>> Begin Data supplied
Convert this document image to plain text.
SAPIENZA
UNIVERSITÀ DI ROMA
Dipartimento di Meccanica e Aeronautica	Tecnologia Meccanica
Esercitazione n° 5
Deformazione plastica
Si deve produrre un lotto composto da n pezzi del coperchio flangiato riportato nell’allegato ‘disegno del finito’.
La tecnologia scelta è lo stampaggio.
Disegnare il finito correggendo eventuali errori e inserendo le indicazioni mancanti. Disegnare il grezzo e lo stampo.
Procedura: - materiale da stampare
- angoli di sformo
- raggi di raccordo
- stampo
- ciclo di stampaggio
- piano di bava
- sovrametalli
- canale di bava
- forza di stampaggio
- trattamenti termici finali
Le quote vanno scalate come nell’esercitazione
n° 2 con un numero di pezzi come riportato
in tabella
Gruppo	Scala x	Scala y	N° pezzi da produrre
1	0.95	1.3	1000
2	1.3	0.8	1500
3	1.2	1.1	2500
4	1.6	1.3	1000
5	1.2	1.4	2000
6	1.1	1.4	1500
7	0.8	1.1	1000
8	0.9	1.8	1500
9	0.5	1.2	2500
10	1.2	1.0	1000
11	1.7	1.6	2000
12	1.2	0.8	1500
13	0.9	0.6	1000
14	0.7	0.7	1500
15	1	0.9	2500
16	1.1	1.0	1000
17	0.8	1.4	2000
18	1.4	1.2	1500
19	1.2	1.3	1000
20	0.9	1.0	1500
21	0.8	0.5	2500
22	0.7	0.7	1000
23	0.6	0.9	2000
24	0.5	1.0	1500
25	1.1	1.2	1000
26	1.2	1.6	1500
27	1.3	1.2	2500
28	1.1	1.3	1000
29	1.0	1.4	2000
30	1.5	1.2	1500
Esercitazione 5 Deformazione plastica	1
>> End Data supplied
**Task details**
Go back to the listing above and please repeat it exactly.

**Right answer**
Convert this document image to plain text.
SAPIENZA
UNIVERSITÀ DI ROMA
Dipartimento di Meccanica e Aeronautica	Tecnologia Meccanica
Esercitazione n° 5
Deformazione plastica
Si deve produrre un lotto composto da n pezzi del coperchio flangiato riportato nell’allegato ‘disegno del finito’.
La tecnologia scelta è lo stampaggio.
Disegnare il finito correggendo eventuali errori e inserendo le indicazioni mancanti. Disegnare il grezzo e lo stampo.
Procedura: - materiale da stampare
- angoli di sformo
- raggi di raccordo
- stampo
- ciclo di stampaggio
- piano di bava
- sovrametalli
- canale di bava
- forza di stampaggio
- trattamenti termici finali
Le quote vanno scalate come nell’esercitazione
n° 2 con un numero di pezzi come riportato
in tabella
Gruppo	Scala x	Scala y	N° pezzi da produrre
1	0.95	1.3	1000
2	1.3	0.8	1500
3	1.2	1.1	2500
4	1.6	1.3	1000
5	1.2	1.4	2000
6	1.1	1.4	1500
7	0.8	1.1	1000
8	0.9	1.8	1500
9	0.5	1.2	2500
10	1.2	1.0	1000
11	1.7	1.6	2000
12	1.2	0.8	1500
13	0.9	0.6	1000
14	0.7	0.7	1500
15	1	0.9	2500
16	1.1	1.0	1000
17	0.8	1.4	2000
18	1.4	1.2	1500
19	1.2	1.3	1000
20	0.9	1.0	1500
21	0.8	0.5	2500
22	0.7	0.7	1000
23	0.6	0.9	2000
24	0.5	1.0	1500
25	1.1	1.2	1000
26	1.2	1.6	1500
27	1.3	1.2	2500
28	1.1	1.3	1000
29	1.0	1.4	2000
30	1.5	1.2	1500
Esercitazione 5 Deformazione plastica	1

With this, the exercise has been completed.